What the task requires → Skip every picture and transcribe the remaining material exactly.

Supplied data →
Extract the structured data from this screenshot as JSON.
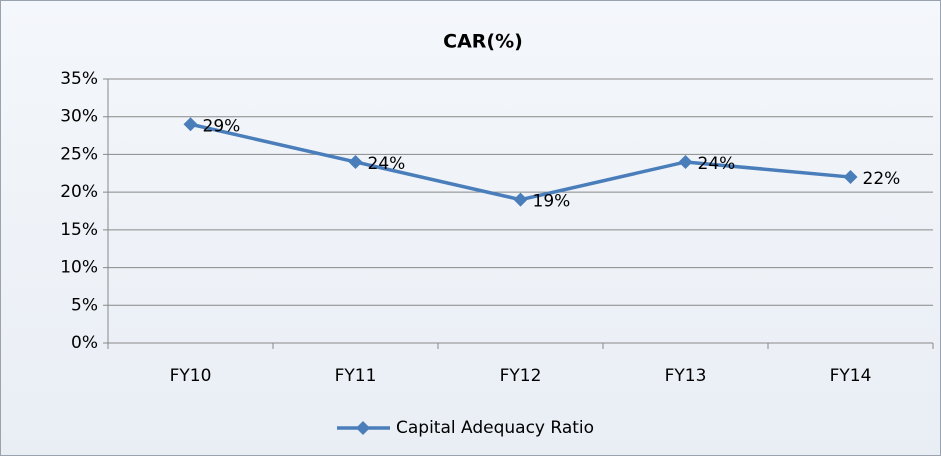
{
  "chart_data": {
    "type": "line",
    "title": "CAR(%)",
    "categories": [
      "FY10",
      "FY11",
      "FY12",
      "FY13",
      "FY14"
    ],
    "series": [
      {
        "name": "Capital Adequacy Ratio",
        "color": "#4a7ebb",
        "values": [
          29,
          24,
          19,
          24,
          22
        ],
        "value_labels": [
          "29%",
          "24%",
          "19%",
          "24%",
          "22%"
        ]
      }
    ],
    "ylim": [
      0,
      35
    ],
    "yticks": [
      {
        "value": 0,
        "label": "0%"
      },
      {
        "value": 5,
        "label": "5%"
      },
      {
        "value": 10,
        "label": "10%"
      },
      {
        "value": 15,
        "label": "15%"
      },
      {
        "value": 20,
        "label": "20%"
      },
      {
        "value": 25,
        "label": "25%"
      },
      {
        "value": 30,
        "label": "30%"
      },
      {
        "value": 35,
        "label": "35%"
      }
    ],
    "grid": true,
    "legend": "bottom"
  }
}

Task result →
Extract the structured data from this screenshot as JSON.
{
  "chart_data": {
    "type": "line",
    "title": "CAR(%)",
    "categories": [
      "FY10",
      "FY11",
      "FY12",
      "FY13",
      "FY14"
    ],
    "series": [
      {
        "name": "Capital Adequacy Ratio",
        "color": "#4a7ebb",
        "values": [
          29,
          24,
          19,
          24,
          22
        ],
        "value_labels": [
          "29%",
          "24%",
          "19%",
          "24%",
          "22%"
        ]
      }
    ],
    "ylim": [
      0,
      35
    ],
    "yticks": [
      {
        "value": 0,
        "label": "0%"
      },
      {
        "value": 5,
        "label": "5%"
      },
      {
        "value": 10,
        "label": "10%"
      },
      {
        "value": 15,
        "label": "15%"
      },
      {
        "value": 20,
        "label": "20%"
      },
      {
        "value": 25,
        "label": "25%"
      },
      {
        "value": 30,
        "label": "30%"
      },
      {
        "value": 35,
        "label": "35%"
      }
    ],
    "grid": true,
    "legend": "bottom"
  }
}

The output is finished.